THE TASK |
Say the number of lines containing the string "داود", and say nothing else.

GIVEN ENTRIES |
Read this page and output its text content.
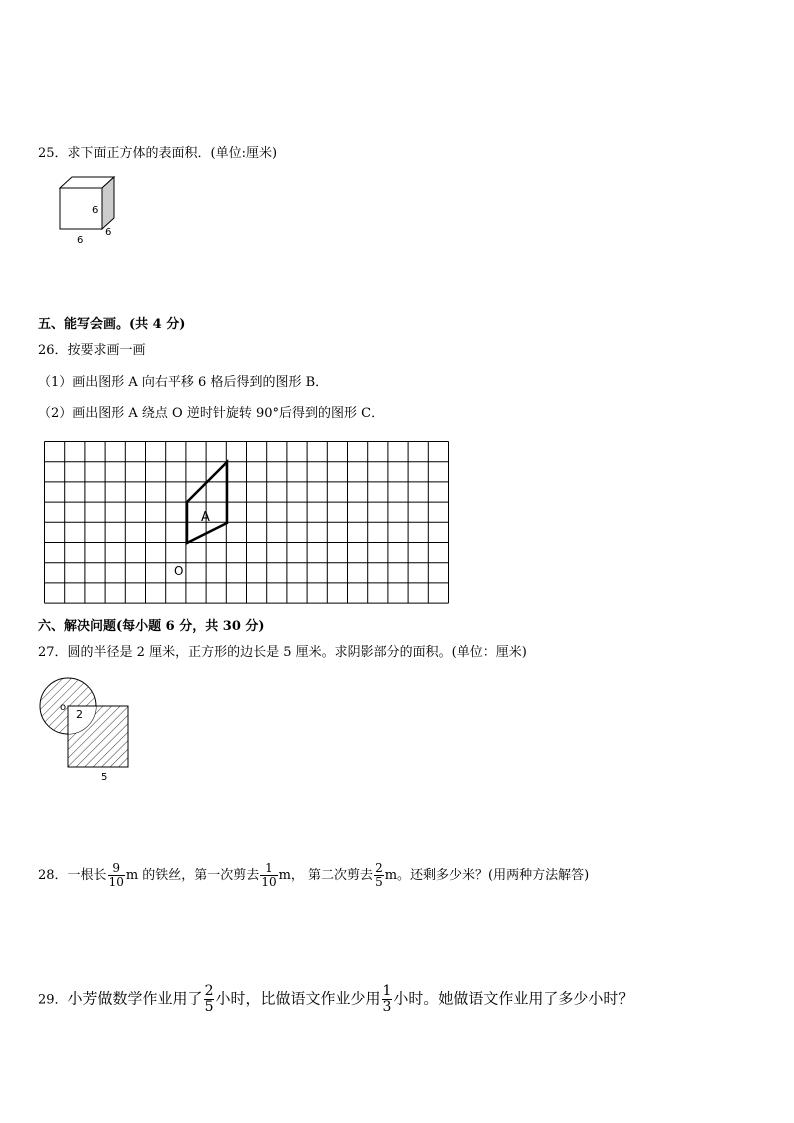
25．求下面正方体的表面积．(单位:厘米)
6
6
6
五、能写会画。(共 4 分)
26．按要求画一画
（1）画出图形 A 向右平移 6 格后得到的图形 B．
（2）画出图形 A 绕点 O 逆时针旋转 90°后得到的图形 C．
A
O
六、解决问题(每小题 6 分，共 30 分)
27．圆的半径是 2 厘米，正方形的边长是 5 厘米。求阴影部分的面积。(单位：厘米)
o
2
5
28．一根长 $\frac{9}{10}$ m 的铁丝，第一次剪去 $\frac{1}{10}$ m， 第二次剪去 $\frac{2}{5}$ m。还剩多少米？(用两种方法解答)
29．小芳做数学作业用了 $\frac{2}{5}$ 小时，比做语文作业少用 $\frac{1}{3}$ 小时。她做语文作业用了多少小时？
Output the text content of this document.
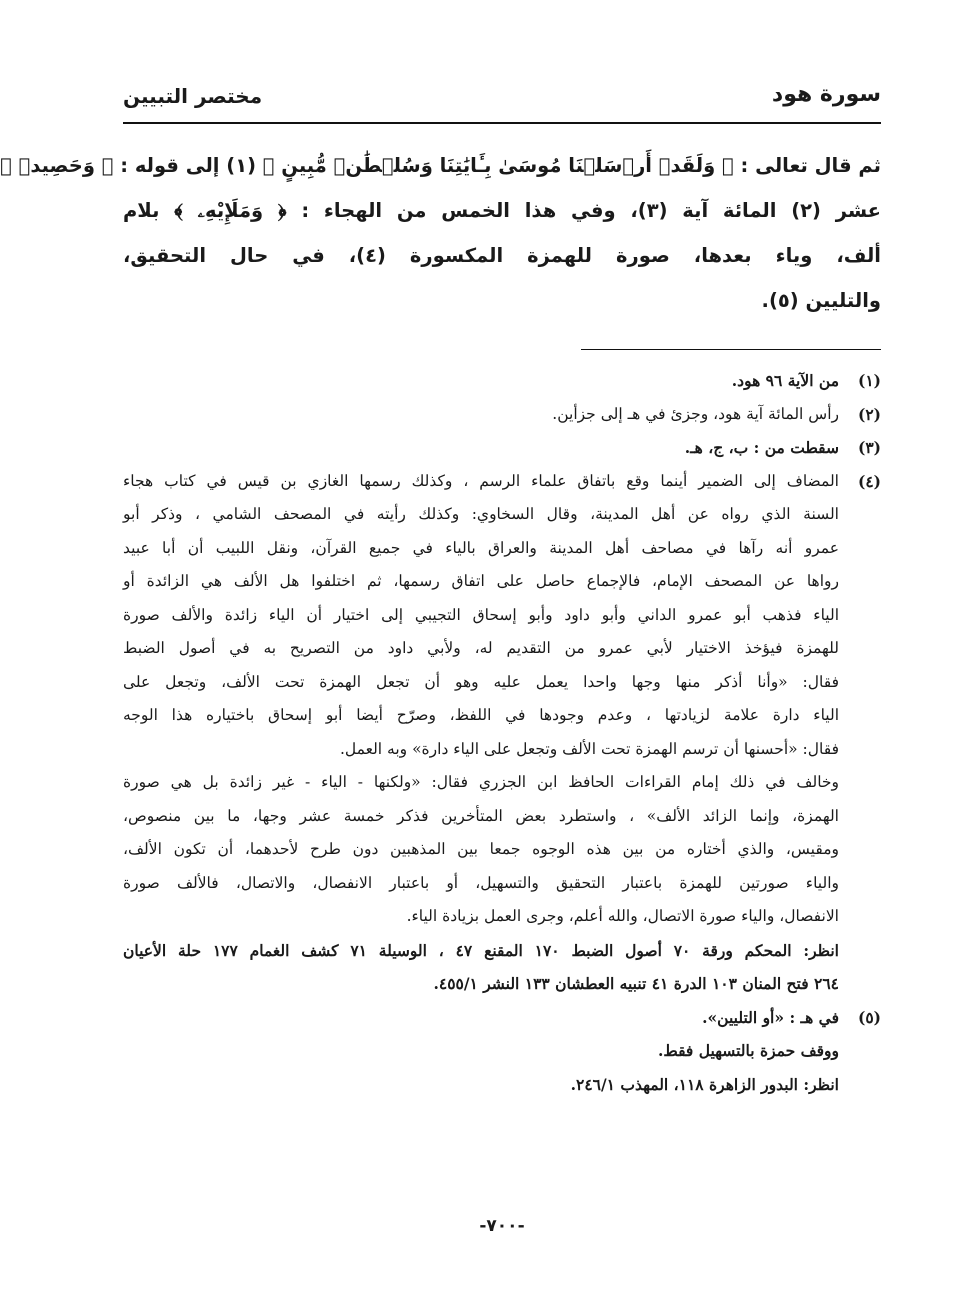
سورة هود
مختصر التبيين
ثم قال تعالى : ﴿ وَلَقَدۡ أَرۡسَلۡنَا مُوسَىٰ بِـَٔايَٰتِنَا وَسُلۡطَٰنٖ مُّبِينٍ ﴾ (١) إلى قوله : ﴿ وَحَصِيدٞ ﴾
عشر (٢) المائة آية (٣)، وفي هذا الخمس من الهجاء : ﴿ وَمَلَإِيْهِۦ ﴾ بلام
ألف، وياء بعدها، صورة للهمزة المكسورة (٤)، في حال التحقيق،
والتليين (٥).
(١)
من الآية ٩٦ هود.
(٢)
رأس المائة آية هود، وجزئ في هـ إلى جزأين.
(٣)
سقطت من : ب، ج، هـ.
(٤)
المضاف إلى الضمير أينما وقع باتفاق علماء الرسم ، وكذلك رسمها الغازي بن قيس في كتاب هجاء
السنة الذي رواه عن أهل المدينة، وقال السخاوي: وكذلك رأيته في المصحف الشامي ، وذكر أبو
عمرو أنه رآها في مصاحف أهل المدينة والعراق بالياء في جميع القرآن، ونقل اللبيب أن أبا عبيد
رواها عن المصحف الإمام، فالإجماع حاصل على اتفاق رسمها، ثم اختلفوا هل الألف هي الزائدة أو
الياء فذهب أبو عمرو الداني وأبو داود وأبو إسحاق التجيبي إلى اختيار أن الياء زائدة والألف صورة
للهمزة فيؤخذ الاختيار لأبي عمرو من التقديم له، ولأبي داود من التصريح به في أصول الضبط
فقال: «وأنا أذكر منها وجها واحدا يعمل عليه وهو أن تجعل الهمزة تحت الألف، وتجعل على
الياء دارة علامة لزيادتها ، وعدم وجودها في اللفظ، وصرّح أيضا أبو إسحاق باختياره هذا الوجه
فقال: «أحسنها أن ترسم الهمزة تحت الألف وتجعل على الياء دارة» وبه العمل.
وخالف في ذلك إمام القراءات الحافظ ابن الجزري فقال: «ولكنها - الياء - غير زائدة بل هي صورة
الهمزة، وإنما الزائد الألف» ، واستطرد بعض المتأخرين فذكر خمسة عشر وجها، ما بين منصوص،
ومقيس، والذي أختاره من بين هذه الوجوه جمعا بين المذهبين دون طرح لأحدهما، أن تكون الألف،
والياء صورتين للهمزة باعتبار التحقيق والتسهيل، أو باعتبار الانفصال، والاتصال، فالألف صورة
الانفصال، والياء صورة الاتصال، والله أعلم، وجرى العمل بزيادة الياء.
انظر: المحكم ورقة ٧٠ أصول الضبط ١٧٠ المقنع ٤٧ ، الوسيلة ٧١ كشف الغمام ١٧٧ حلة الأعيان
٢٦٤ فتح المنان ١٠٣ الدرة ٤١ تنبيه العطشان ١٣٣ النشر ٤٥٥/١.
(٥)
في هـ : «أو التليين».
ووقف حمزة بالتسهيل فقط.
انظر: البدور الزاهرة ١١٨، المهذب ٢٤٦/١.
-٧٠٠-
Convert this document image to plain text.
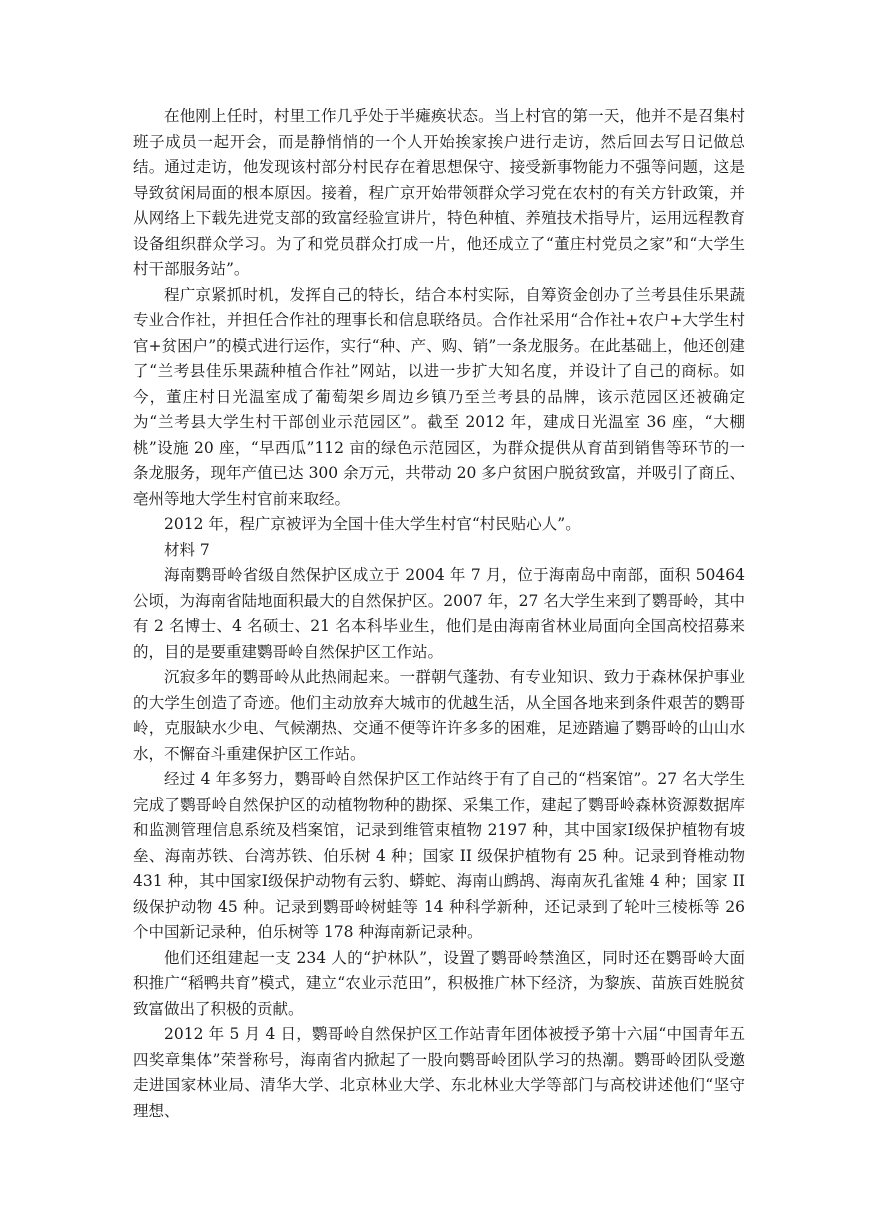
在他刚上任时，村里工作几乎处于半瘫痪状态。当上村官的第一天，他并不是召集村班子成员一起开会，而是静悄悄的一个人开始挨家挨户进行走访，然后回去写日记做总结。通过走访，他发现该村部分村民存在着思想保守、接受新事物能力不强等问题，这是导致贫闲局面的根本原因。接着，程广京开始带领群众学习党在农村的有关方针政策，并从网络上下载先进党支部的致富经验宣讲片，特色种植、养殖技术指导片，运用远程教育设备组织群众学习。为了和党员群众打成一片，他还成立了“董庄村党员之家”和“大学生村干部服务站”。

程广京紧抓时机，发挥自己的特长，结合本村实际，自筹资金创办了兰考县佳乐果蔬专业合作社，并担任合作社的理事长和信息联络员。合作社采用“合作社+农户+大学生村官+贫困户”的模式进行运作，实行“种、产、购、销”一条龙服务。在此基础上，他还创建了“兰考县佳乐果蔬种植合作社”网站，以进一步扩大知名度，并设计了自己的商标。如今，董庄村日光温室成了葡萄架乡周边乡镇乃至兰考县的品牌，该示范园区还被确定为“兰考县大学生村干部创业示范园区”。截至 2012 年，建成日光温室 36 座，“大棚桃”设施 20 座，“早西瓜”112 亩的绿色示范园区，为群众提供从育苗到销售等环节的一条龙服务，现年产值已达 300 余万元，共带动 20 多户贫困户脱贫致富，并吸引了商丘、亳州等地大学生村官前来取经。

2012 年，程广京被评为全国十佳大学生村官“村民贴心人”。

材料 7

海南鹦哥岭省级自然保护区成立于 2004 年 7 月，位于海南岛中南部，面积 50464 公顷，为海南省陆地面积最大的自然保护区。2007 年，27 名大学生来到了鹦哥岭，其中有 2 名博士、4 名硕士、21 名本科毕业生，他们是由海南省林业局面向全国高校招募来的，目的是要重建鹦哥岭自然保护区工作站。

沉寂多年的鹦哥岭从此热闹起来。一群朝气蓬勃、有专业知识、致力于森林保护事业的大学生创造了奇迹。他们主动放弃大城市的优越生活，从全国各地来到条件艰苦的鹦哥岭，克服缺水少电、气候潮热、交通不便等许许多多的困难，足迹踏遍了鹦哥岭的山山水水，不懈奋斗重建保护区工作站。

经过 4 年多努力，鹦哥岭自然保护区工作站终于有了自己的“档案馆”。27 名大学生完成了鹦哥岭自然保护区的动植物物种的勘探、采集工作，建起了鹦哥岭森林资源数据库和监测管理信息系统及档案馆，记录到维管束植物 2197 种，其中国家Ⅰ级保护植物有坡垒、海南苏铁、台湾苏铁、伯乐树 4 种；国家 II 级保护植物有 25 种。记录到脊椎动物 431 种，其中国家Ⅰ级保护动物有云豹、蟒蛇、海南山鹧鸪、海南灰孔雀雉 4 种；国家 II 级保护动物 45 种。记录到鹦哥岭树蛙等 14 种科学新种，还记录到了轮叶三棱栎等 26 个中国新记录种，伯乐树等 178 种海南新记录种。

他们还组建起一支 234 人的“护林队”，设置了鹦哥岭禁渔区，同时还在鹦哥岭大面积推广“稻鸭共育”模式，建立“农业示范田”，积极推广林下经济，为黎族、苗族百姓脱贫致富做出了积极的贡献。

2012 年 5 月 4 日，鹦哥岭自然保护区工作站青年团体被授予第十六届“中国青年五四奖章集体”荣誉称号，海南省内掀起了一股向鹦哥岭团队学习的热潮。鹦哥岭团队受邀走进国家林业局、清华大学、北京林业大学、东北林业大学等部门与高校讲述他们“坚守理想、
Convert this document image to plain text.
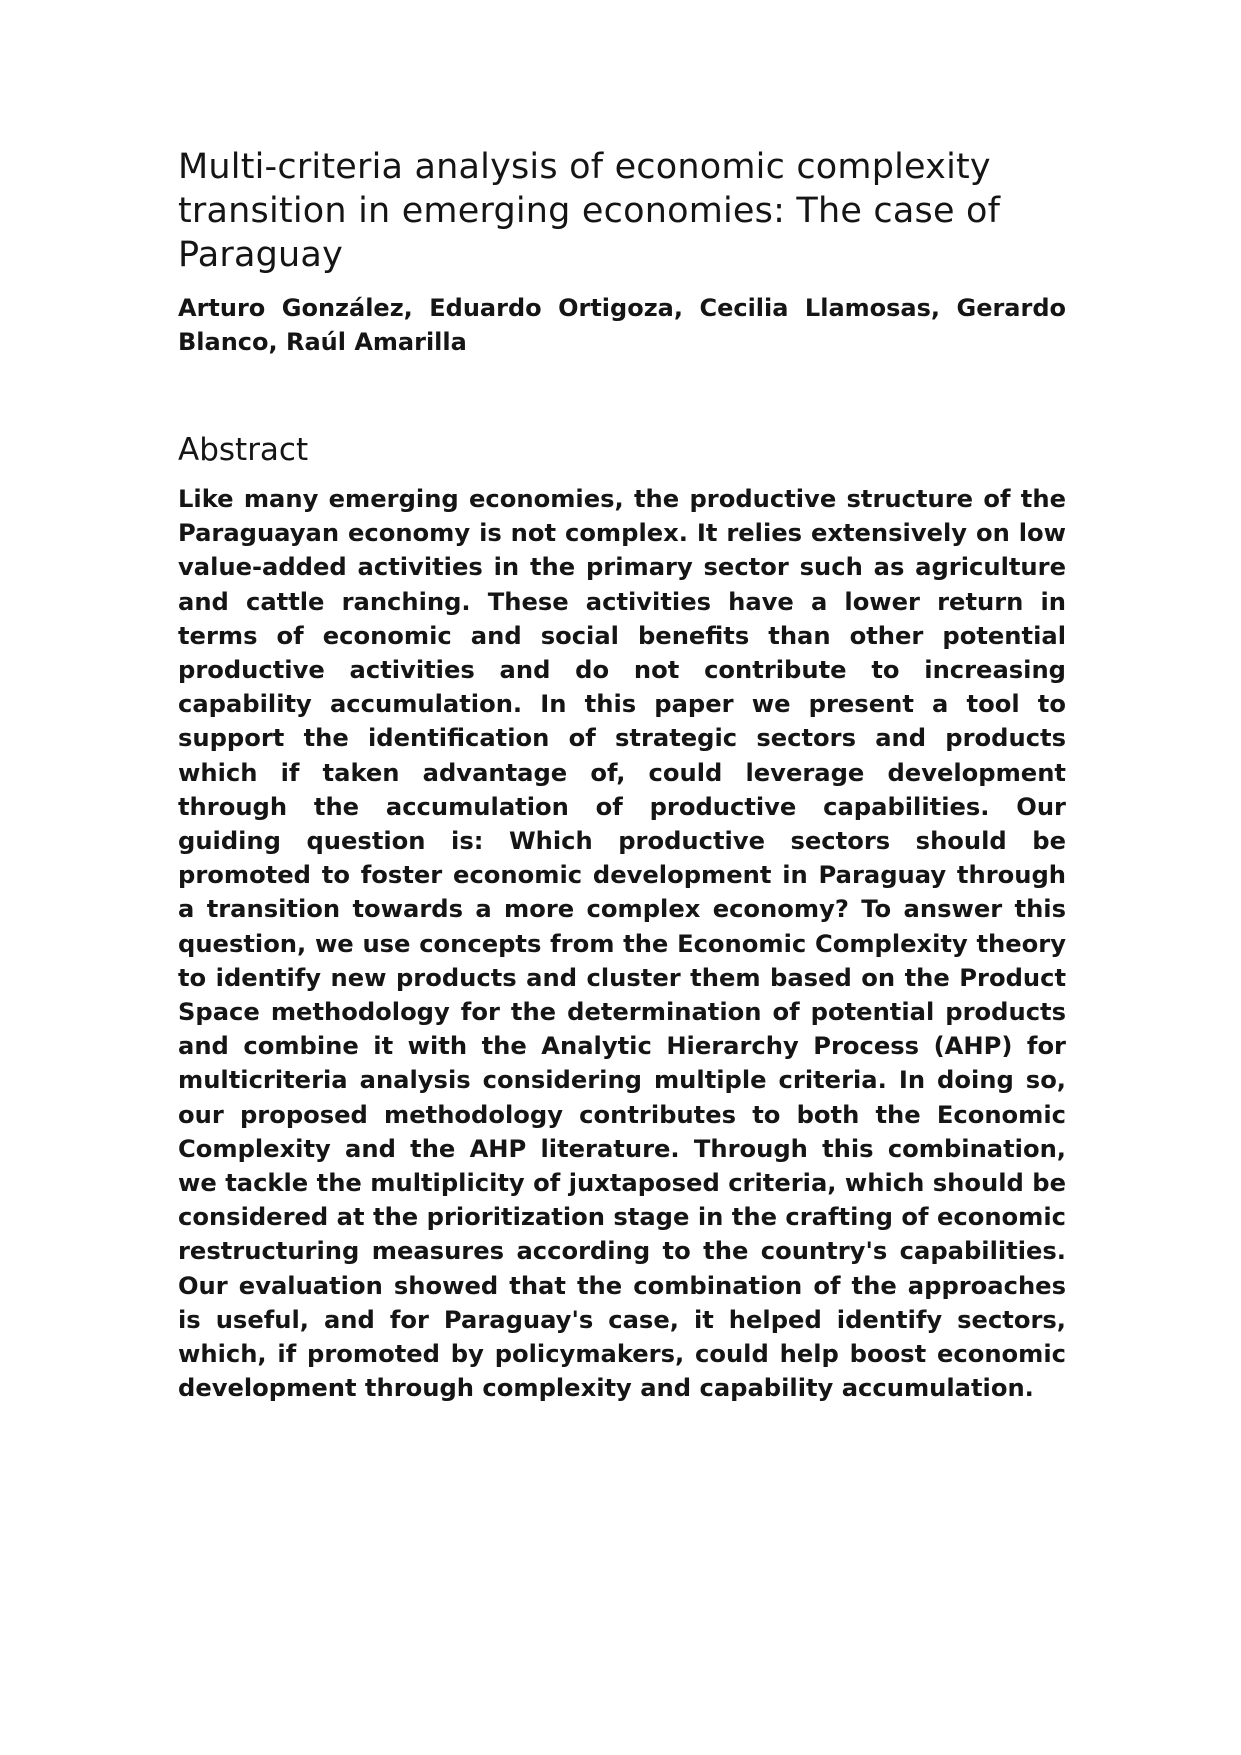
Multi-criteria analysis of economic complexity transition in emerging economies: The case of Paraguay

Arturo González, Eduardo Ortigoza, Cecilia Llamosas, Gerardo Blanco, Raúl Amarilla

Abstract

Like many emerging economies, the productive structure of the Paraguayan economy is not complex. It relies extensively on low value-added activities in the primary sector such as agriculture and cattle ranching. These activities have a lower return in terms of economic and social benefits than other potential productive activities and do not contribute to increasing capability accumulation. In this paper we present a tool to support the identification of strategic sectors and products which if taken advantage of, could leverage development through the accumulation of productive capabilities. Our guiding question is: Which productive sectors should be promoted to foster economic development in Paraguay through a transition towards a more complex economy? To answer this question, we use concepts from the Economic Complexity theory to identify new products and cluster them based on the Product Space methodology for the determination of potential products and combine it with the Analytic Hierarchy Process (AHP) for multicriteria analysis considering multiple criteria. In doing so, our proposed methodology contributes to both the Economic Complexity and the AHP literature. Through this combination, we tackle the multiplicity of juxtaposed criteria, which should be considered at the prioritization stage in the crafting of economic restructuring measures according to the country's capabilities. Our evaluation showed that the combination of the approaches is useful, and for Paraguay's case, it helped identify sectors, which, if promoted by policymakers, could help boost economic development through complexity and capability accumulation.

FINAL ANSWER |
2